__Set exercise__
Look through the entries below and count the lines with the word "δέκτη" in them; give only the number.

(Dataset items)
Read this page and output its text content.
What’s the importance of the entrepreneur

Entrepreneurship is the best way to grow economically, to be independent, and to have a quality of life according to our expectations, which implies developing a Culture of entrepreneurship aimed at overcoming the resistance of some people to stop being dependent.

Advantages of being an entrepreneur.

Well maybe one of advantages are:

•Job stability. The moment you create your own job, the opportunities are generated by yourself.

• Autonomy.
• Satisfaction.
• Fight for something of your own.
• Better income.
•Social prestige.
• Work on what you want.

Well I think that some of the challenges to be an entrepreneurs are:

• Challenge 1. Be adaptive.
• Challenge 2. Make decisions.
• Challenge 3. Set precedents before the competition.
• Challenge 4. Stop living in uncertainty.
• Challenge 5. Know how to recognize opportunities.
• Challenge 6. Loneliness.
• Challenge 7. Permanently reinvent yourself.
==
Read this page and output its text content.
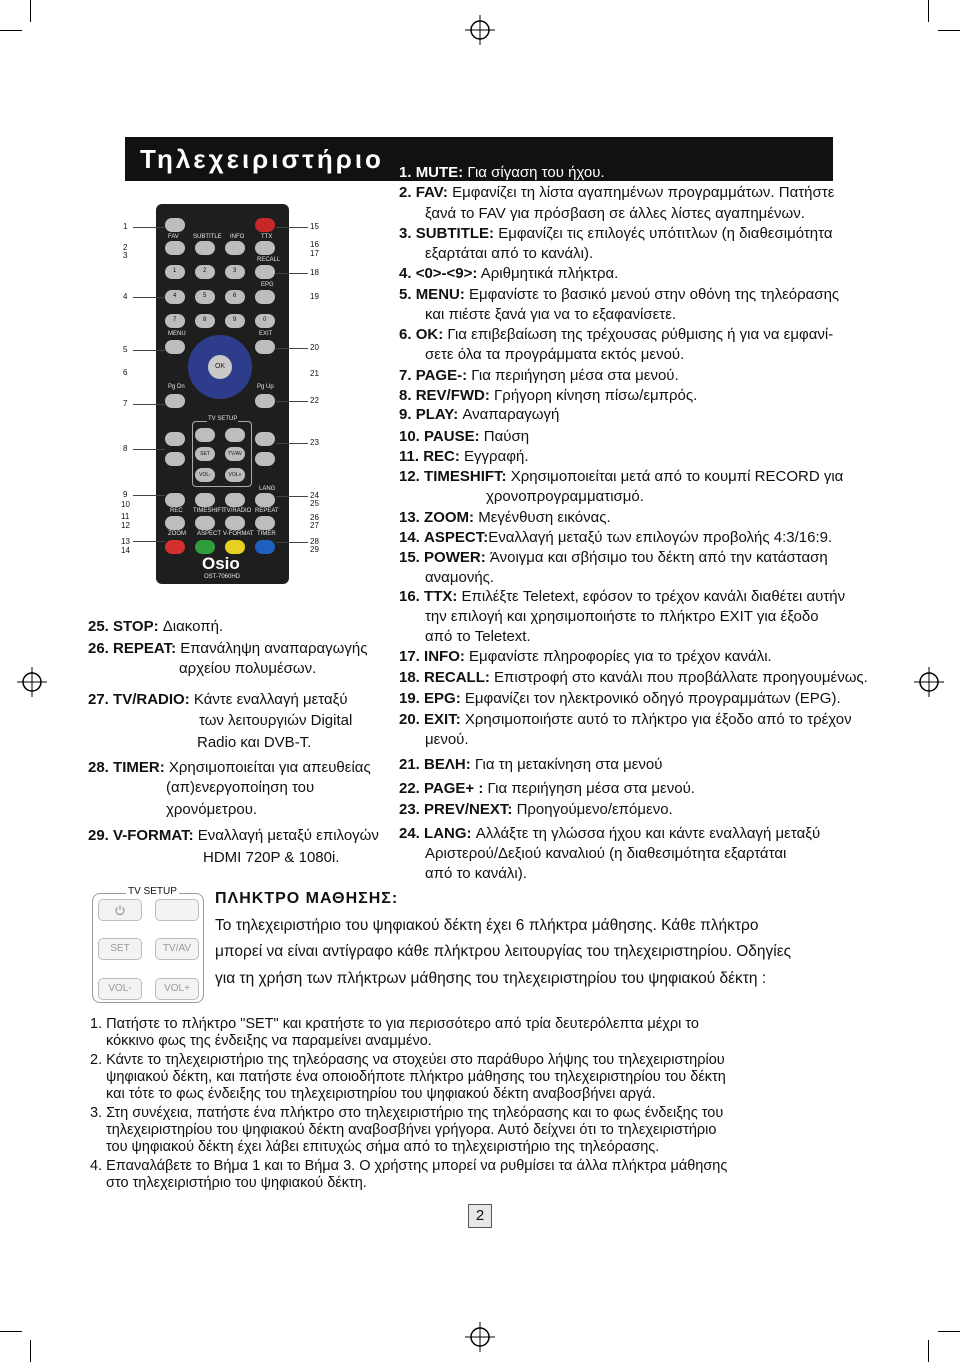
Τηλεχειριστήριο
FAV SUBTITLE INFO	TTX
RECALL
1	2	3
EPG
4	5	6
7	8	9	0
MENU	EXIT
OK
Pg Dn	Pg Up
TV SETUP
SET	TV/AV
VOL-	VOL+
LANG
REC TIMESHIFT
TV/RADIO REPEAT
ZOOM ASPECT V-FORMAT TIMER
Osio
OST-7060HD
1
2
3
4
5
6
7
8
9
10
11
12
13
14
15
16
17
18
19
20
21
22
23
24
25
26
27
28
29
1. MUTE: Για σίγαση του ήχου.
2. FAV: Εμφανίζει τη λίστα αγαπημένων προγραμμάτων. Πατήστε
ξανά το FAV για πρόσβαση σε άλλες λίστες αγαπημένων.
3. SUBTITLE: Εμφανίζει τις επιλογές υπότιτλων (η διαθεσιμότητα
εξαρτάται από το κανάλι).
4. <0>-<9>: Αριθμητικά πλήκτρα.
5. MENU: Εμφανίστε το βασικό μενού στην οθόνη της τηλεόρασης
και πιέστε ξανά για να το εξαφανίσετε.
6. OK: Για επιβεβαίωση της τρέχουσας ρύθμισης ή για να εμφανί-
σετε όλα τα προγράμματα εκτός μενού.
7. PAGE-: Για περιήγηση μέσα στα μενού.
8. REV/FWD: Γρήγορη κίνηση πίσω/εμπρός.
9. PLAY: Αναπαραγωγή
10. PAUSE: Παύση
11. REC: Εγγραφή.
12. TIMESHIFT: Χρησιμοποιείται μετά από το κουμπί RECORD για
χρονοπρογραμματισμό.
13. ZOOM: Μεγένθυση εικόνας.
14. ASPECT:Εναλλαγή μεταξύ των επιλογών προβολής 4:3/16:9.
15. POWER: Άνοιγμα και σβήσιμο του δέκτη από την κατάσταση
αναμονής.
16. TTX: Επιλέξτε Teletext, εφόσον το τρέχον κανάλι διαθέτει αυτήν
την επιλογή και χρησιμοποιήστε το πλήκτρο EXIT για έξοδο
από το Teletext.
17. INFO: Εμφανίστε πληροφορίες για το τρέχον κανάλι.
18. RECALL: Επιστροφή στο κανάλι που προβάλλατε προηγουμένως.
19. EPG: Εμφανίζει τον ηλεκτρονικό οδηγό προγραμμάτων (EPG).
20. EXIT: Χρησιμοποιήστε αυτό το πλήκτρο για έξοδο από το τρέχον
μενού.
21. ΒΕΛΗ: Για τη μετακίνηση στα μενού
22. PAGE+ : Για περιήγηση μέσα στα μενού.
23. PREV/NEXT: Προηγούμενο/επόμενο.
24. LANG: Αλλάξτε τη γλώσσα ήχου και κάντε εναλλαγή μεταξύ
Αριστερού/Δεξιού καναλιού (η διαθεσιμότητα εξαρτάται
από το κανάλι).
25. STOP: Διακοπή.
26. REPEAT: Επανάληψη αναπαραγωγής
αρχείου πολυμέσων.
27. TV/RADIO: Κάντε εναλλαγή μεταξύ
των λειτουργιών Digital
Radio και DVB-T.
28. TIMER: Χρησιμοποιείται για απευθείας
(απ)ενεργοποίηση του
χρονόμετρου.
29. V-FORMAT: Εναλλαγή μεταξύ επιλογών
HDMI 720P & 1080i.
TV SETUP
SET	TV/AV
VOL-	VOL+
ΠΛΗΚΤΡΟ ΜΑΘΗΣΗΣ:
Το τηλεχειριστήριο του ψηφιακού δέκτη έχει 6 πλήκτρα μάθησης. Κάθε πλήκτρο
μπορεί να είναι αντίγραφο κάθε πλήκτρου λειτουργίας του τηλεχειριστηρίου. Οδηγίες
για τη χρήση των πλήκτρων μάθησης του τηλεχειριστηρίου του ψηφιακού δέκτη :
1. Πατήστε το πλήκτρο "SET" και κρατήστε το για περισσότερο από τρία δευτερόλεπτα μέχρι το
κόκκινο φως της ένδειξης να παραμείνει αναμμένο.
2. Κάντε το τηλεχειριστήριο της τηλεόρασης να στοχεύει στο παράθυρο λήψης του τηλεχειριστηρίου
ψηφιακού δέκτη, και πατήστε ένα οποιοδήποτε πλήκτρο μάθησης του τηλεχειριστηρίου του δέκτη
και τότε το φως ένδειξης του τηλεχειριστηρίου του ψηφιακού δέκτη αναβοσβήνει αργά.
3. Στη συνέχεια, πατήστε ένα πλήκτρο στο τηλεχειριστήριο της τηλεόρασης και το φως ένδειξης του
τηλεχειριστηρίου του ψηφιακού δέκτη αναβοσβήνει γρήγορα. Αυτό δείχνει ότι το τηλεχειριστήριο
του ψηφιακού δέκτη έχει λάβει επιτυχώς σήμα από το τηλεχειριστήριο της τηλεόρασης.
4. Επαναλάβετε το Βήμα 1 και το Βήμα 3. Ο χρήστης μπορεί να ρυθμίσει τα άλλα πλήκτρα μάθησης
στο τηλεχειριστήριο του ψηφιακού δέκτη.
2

__Task solution__
8